--- Aim of the exercise ---
Copy every one of the following entries verbatim, keeping each line unchanged and in its original order.

--- Listed records ---
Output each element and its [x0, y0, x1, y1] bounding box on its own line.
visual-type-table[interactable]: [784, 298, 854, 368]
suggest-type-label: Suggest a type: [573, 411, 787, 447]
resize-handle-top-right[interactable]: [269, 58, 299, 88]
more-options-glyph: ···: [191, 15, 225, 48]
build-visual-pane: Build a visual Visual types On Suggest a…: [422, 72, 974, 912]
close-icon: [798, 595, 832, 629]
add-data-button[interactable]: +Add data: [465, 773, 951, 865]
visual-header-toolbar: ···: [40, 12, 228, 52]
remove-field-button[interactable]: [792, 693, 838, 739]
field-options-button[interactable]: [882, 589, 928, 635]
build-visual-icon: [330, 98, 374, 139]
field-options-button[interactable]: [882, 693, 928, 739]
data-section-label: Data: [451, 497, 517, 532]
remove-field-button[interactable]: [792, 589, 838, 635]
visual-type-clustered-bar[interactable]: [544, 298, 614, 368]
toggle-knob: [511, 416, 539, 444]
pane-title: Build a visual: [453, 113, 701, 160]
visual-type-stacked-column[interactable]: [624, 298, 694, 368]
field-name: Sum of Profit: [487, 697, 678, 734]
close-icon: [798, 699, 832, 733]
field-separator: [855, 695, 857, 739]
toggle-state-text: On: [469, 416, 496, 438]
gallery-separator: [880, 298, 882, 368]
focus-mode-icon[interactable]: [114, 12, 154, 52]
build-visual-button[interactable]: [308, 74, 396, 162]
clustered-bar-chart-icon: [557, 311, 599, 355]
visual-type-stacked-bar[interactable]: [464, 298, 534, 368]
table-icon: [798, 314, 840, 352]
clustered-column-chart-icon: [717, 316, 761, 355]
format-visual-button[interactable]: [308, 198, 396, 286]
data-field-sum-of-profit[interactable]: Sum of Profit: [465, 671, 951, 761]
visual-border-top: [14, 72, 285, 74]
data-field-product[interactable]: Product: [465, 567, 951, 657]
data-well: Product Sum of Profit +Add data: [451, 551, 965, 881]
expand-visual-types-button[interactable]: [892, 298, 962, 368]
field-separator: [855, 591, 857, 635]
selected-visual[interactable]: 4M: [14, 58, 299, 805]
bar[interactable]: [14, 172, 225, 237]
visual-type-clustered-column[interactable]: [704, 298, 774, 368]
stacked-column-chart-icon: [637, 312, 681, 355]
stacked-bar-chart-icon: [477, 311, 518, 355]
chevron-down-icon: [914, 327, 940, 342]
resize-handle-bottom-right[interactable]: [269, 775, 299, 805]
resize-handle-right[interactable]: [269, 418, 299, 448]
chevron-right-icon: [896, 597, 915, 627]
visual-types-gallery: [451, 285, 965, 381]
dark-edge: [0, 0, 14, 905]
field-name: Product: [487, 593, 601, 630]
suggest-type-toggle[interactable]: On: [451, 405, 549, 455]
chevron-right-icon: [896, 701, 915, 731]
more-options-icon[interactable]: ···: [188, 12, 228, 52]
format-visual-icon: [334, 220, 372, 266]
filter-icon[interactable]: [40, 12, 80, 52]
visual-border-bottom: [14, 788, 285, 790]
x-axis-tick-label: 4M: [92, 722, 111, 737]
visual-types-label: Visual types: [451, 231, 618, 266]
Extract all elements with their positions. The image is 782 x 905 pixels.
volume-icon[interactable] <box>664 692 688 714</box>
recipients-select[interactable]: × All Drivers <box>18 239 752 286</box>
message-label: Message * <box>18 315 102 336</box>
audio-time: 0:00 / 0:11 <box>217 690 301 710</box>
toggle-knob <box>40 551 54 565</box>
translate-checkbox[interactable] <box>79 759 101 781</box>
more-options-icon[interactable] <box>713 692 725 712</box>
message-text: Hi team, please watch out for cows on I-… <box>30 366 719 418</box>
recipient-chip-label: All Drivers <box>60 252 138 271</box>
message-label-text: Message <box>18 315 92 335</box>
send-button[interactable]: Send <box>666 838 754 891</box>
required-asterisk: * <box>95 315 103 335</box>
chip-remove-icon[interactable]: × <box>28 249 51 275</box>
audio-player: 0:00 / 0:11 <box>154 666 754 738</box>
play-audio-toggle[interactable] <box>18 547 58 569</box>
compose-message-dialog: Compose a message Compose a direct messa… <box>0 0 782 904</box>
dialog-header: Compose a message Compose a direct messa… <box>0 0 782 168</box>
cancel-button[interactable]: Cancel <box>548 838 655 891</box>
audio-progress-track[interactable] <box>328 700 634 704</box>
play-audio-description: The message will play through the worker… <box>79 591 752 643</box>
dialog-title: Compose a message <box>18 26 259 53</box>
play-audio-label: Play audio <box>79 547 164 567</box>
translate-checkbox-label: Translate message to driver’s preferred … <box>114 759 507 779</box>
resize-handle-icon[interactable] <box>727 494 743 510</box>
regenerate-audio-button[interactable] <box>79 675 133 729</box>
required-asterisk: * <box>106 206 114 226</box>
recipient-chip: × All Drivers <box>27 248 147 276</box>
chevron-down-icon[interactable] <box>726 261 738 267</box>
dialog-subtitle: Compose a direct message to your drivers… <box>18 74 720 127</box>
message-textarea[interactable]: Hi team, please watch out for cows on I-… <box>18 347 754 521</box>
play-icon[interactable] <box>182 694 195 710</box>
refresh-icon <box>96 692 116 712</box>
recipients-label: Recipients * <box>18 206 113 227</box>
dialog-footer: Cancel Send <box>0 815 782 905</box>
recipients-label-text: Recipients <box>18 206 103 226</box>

--- Answer ---
Output each element and its [x0, y0, x1, y1] bounding box on its own line.
visual-type-table[interactable]: [784, 298, 854, 368]
suggest-type-label: Suggest a type: [573, 411, 787, 447]
resize-handle-top-right[interactable]: [269, 58, 299, 88]
more-options-glyph: ···: [191, 15, 225, 48]
build-visual-pane: Build a visual Visual types On Suggest a…: [422, 72, 974, 912]
close-icon: [798, 595, 832, 629]
add-data-button[interactable]: +Add data: [465, 773, 951, 865]
visual-header-toolbar: ···: [40, 12, 228, 52]
remove-field-button[interactable]: [792, 693, 838, 739]
field-options-button[interactable]: [882, 589, 928, 635]
build-visual-icon: [330, 98, 374, 139]
field-options-button[interactable]: [882, 693, 928, 739]
data-section-label: Data: [451, 497, 517, 532]
remove-field-button[interactable]: [792, 589, 838, 635]
visual-type-clustered-bar[interactable]: [544, 298, 614, 368]
toggle-knob: [511, 416, 539, 444]
pane-title: Build a visual: [453, 113, 701, 160]
visual-type-stacked-column[interactable]: [624, 298, 694, 368]
field-name: Sum of Profit: [487, 697, 678, 734]
close-icon: [798, 699, 832, 733]
field-separator: [855, 695, 857, 739]
toggle-state-text: On: [469, 416, 496, 438]
gallery-separator: [880, 298, 882, 368]
focus-mode-icon[interactable]: [114, 12, 154, 52]
build-visual-button[interactable]: [308, 74, 396, 162]
clustered-bar-chart-icon: [557, 311, 599, 355]
visual-type-stacked-bar[interactable]: [464, 298, 534, 368]
table-icon: [798, 314, 840, 352]
clustered-column-chart-icon: [717, 316, 761, 355]
format-visual-button[interactable]: [308, 198, 396, 286]
data-field-sum-of-profit[interactable]: Sum of Profit: [465, 671, 951, 761]
visual-border-top: [14, 72, 285, 74]
data-field-product[interactable]: Product: [465, 567, 951, 657]
data-well: Product Sum of Profit +Add data: [451, 551, 965, 881]
expand-visual-types-button[interactable]: [892, 298, 962, 368]
field-separator: [855, 591, 857, 635]
selected-visual[interactable]: 4M: [14, 58, 299, 805]
bar[interactable]: [14, 172, 225, 237]
visual-type-clustered-column[interactable]: [704, 298, 774, 368]
stacked-column-chart-icon: [637, 312, 681, 355]
stacked-bar-chart-icon: [477, 311, 518, 355]
chevron-down-icon: [914, 327, 940, 342]
resize-handle-bottom-right[interactable]: [269, 775, 299, 805]
resize-handle-right[interactable]: [269, 418, 299, 448]
chevron-right-icon: [896, 597, 915, 627]
visual-types-gallery: [451, 285, 965, 381]
dark-edge: [0, 0, 14, 905]
field-name: Product: [487, 593, 601, 630]
suggest-type-toggle[interactable]: On: [451, 405, 549, 455]
chevron-right-icon: [896, 701, 915, 731]
more-options-icon[interactable]: ···: [188, 12, 228, 52]
format-visual-icon: [334, 220, 372, 266]
filter-icon[interactable]: [40, 12, 80, 52]
visual-border-bottom: [14, 788, 285, 790]
x-axis-tick-label: 4M: [92, 722, 111, 737]
visual-types-label: Visual types: [451, 231, 618, 266]
Extract all elements with their positions. The image is 782 x 905 pixels.
volume-icon[interactable] <box>664 692 688 714</box>
recipients-select[interactable]: × All Drivers <box>18 239 752 286</box>
message-label: Message * <box>18 315 102 336</box>
audio-time: 0:00 / 0:11 <box>217 690 301 710</box>
toggle-knob <box>40 551 54 565</box>
translate-checkbox[interactable] <box>79 759 101 781</box>
more-options-icon[interactable] <box>713 692 725 712</box>
message-text: Hi team, please watch out for cows on I-… <box>30 366 719 418</box>
recipient-chip-label: All Drivers <box>60 252 138 271</box>
message-label-text: Message <box>18 315 92 335</box>
send-button[interactable]: Send <box>666 838 754 891</box>
required-asterisk: * <box>95 315 103 335</box>
chip-remove-icon[interactable]: × <box>28 249 51 275</box>
audio-player: 0:00 / 0:11 <box>154 666 754 738</box>
play-audio-toggle[interactable] <box>18 547 58 569</box>
compose-message-dialog: Compose a message Compose a direct messa… <box>0 0 782 904</box>
dialog-header: Compose a message Compose a direct messa… <box>0 0 782 168</box>
cancel-button[interactable]: Cancel <box>548 838 655 891</box>
audio-progress-track[interactable] <box>328 700 634 704</box>
play-audio-description: The message will play through the worker… <box>79 591 752 643</box>
dialog-title: Compose a message <box>18 26 259 53</box>
play-audio-label: Play audio <box>79 547 164 567</box>
translate-checkbox-label: Translate message to driver’s preferred … <box>114 759 507 779</box>
resize-handle-icon[interactable] <box>727 494 743 510</box>
regenerate-audio-button[interactable] <box>79 675 133 729</box>
required-asterisk: * <box>106 206 114 226</box>
recipient-chip: × All Drivers <box>27 248 147 276</box>
chevron-down-icon[interactable] <box>726 261 738 267</box>
dialog-subtitle: Compose a direct message to your drivers… <box>18 74 720 127</box>
message-textarea[interactable]: Hi team, please watch out for cows on I-… <box>18 347 754 521</box>
play-icon[interactable] <box>182 694 195 710</box>
refresh-icon <box>96 692 116 712</box>
recipients-label: Recipients * <box>18 206 113 227</box>
dialog-footer: Cancel Send <box>0 815 782 905</box>
recipients-label-text: Recipients <box>18 206 103 226</box>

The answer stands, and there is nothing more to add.